| Records from a collection of figures |
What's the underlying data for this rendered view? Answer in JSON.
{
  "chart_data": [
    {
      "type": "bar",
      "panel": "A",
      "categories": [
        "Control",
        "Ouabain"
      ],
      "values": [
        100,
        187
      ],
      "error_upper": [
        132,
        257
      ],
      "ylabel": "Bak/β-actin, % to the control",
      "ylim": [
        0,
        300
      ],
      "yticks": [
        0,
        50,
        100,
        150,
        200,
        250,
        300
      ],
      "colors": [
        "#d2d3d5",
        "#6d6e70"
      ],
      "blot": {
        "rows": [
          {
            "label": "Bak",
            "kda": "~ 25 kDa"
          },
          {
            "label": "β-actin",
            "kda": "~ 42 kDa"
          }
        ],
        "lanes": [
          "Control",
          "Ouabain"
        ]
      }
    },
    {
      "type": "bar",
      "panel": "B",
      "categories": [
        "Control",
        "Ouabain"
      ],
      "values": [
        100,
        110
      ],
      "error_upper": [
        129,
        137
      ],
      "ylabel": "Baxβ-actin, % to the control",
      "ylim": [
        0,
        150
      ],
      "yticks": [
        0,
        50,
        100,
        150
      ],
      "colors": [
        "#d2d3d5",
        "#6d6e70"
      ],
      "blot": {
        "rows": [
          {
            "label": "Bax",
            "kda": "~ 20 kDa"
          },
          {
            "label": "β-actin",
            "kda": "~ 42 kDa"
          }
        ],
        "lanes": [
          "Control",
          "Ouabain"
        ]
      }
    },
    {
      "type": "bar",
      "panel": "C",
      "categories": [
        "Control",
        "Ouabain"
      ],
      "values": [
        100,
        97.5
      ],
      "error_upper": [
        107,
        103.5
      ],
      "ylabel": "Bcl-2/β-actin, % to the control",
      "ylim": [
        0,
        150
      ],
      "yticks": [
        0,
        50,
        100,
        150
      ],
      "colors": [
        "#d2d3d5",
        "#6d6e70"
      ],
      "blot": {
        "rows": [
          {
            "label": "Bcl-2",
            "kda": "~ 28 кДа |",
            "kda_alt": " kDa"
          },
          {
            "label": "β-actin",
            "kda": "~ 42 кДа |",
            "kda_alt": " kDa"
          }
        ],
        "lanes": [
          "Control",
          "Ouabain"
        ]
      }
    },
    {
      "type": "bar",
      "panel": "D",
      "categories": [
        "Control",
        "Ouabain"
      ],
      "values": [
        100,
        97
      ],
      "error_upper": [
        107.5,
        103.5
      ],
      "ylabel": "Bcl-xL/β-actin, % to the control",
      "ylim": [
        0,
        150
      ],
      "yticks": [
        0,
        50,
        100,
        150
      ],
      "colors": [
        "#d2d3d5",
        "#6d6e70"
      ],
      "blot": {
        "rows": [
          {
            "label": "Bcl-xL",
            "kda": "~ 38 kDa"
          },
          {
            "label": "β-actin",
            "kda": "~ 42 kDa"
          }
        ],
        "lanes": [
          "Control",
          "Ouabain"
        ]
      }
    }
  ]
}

| SET PROBLEM |
All entries must be repeated verbatim.

| ANSWER TO THIS EXERCISE |
What's the underlying data for this rendered view? Answer in JSON.
{
  "chart_data": [
    {
      "type": "bar",
      "panel": "A",
      "categories": [
        "Control",
        "Ouabain"
      ],
      "values": [
        100,
        187
      ],
      "error_upper": [
        132,
        257
      ],
      "ylabel": "Bak/β-actin, % to the control",
      "ylim": [
        0,
        300
      ],
      "yticks": [
        0,
        50,
        100,
        150,
        200,
        250,
        300
      ],
      "colors": [
        "#d2d3d5",
        "#6d6e70"
      ],
      "blot": {
        "rows": [
          {
            "label": "Bak",
            "kda": "~ 25 kDa"
          },
          {
            "label": "β-actin",
            "kda": "~ 42 kDa"
          }
        ],
        "lanes": [
          "Control",
          "Ouabain"
        ]
      }
    },
    {
      "type": "bar",
      "panel": "B",
      "categories": [
        "Control",
        "Ouabain"
      ],
      "values": [
        100,
        110
      ],
      "error_upper": [
        129,
        137
      ],
      "ylabel": "Baxβ-actin, % to the control",
      "ylim": [
        0,
        150
      ],
      "yticks": [
        0,
        50,
        100,
        150
      ],
      "colors": [
        "#d2d3d5",
        "#6d6e70"
      ],
      "blot": {
        "rows": [
          {
            "label": "Bax",
            "kda": "~ 20 kDa"
          },
          {
            "label": "β-actin",
            "kda": "~ 42 kDa"
          }
        ],
        "lanes": [
          "Control",
          "Ouabain"
        ]
      }
    },
    {
      "type": "bar",
      "panel": "C",
      "categories": [
        "Control",
        "Ouabain"
      ],
      "values": [
        100,
        97.5
      ],
      "error_upper": [
        107,
        103.5
      ],
      "ylabel": "Bcl-2/β-actin, % to the control",
      "ylim": [
        0,
        150
      ],
      "yticks": [
        0,
        50,
        100,
        150
      ],
      "colors": [
        "#d2d3d5",
        "#6d6e70"
      ],
      "blot": {
        "rows": [
          {
            "label": "Bcl-2",
            "kda": "~ 28 кДа |",
            "kda_alt": " kDa"
          },
          {
            "label": "β-actin",
            "kda": "~ 42 кДа |",
            "kda_alt": " kDa"
          }
        ],
        "lanes": [
          "Control",
          "Ouabain"
        ]
      }
    },
    {
      "type": "bar",
      "panel": "D",
      "categories": [
        "Control",
        "Ouabain"
      ],
      "values": [
        100,
        97
      ],
      "error_upper": [
        107.5,
        103.5
      ],
      "ylabel": "Bcl-xL/β-actin, % to the control",
      "ylim": [
        0,
        150
      ],
      "yticks": [
        0,
        50,
        100,
        150
      ],
      "colors": [
        "#d2d3d5",
        "#6d6e70"
      ],
      "blot": {
        "rows": [
          {
            "label": "Bcl-xL",
            "kda": "~ 38 kDa"
          },
          {
            "label": "β-actin",
            "kda": "~ 42 kDa"
          }
        ],
        "lanes": [
          "Control",
          "Ouabain"
        ]
      }
    }
  ]
}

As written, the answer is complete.